# EXERCISE GOAL
All of the lines below are to be transcribed faithfully, with pictures excluded from the copy.

# RECORD EXCERPTS
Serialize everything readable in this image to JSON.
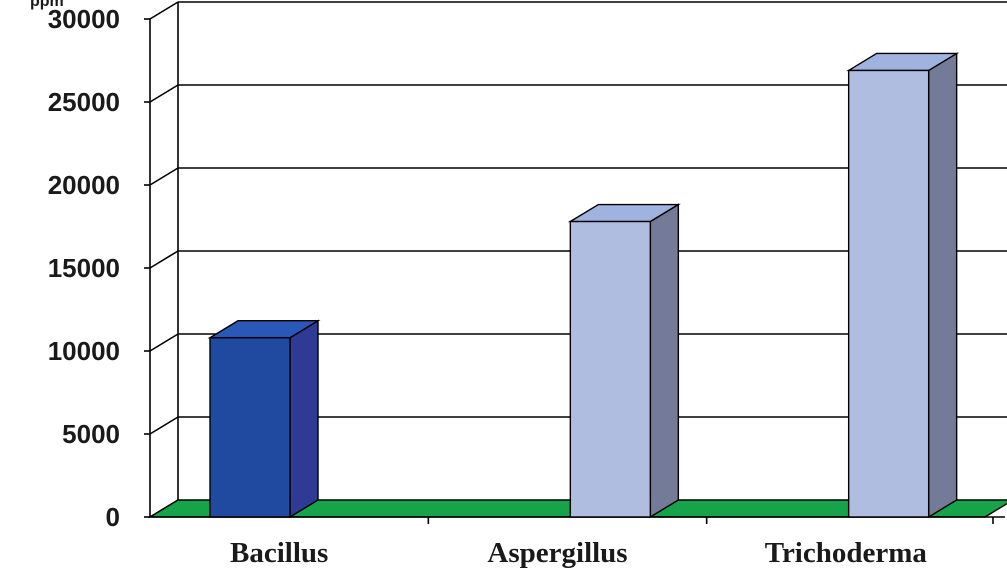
{
  "chart_data": {
    "type": "bar",
    "title": "",
    "xlabel": "",
    "ylabel_fragment": "ppm",
    "categories": [
      "Bacillus",
      "Aspergillus",
      "Trichoderma"
    ],
    "series": [
      {
        "values": [
          10800,
          17800,
          26900
        ]
      }
    ],
    "ylim": [
      0,
      30000
    ],
    "yticks": [
      "0",
      "5000",
      "10000",
      "15000",
      "20000",
      "25000",
      "30000"
    ],
    "grid": true,
    "legend": "none",
    "three_d": true,
    "colors": {
      "bar_highlight_front": "#1f4aa0",
      "bar_highlight_side": "#2e3a93",
      "bar_highlight_top": "#2a58b8",
      "bar_front": "#aebde0",
      "bar_side": "#737b99",
      "bar_top": "#a0b2e0",
      "floor": "#16a349",
      "grid": "#000000",
      "background": "#ffffff"
    }
  }
}
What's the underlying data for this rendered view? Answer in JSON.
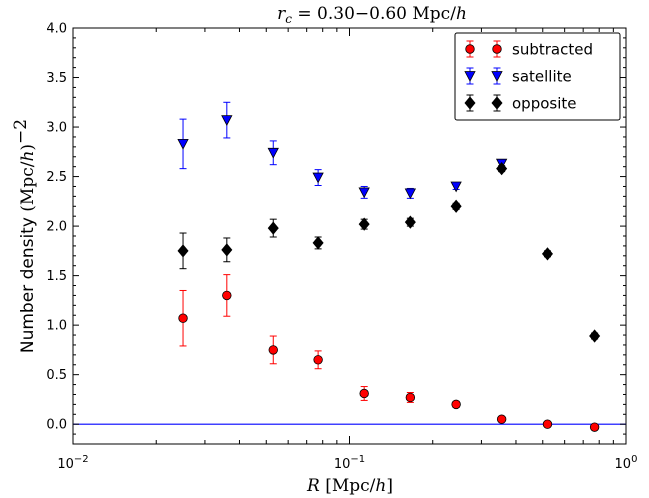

# EXPECTED OUTPUT
Serialize everything readable in this image to JSON.
{
  "chart_data": {
    "type": "bar",
    "title": "",
    "xlabel": "",
    "ylabel_fragment": "ppm",
    "categories": [
      "Bacillus",
      "Aspergillus",
      "Trichoderma"
    ],
    "series": [
      {
        "values": [
          10800,
          17800,
          26900
        ]
      }
    ],
    "ylim": [
      0,
      30000
    ],
    "yticks": [
      "0",
      "5000",
      "10000",
      "15000",
      "20000",
      "25000",
      "30000"
    ],
    "grid": true,
    "legend": "none",
    "three_d": true,
    "colors": {
      "bar_highlight_front": "#1f4aa0",
      "bar_highlight_side": "#2e3a93",
      "bar_highlight_top": "#2a58b8",
      "bar_front": "#aebde0",
      "bar_side": "#737b99",
      "bar_top": "#a0b2e0",
      "floor": "#16a349",
      "grid": "#000000",
      "background": "#ffffff"
    }
  }
}
What's the underlying data for this rendered view? Answer in JSON.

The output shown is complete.